What this task involves:
Copy the listing below word for word, starting at the line that contains "camel-photo — [58, 32, 582, 380]" and ending after the line that contains "camel-eye — [415, 151, 421, 157]".

Task material:
....

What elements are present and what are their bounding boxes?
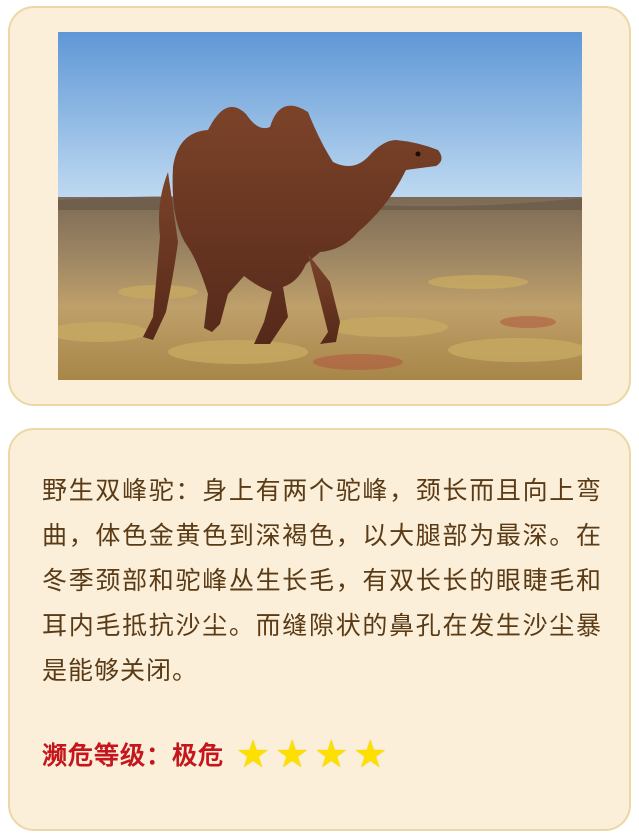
camel-photo — [58, 32, 582, 380]
info-card: 野生双峰驼：身上有两个驼峰，颈长而且向上弯曲，体色金黄色到深褐色，以大腿部为最深… — [8, 428, 631, 831]
star-icon: ★ — [236, 732, 272, 776]
star-icon: ★ — [353, 732, 389, 776]
status-stars: ★ ★ ★ ★ — [236, 734, 392, 774]
star-icon: ★ — [314, 732, 350, 776]
camel-eye — [415, 151, 421, 157]
species-description: 野生双峰驼：身上有两个驼峰，颈长而且向上弯曲，体色金黄色到深褐色，以大腿部为最深… — [42, 476, 602, 685]
endangerment-status: 濒危等级： 极危 ★ ★ ★ ★ — [42, 732, 392, 776]
photo-card — [8, 6, 631, 406]
status-value: 极危 — [172, 741, 225, 770]
status-label: 濒危等级： — [42, 741, 173, 770]
star-icon: ★ — [275, 732, 311, 776]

....

Solved exercise:
camel-photo — [58, 32, 582, 380]
info-card: 野生双峰驼：身上有两个驼峰，颈长而且向上弯曲，体色金黄色到深褐色，以大腿部为最深… — [8, 428, 631, 831]
star-icon: ★ — [236, 732, 272, 776]
star-icon: ★ — [353, 732, 389, 776]
status-stars: ★ ★ ★ ★ — [236, 734, 392, 774]
star-icon: ★ — [314, 732, 350, 776]
camel-eye — [415, 151, 421, 157]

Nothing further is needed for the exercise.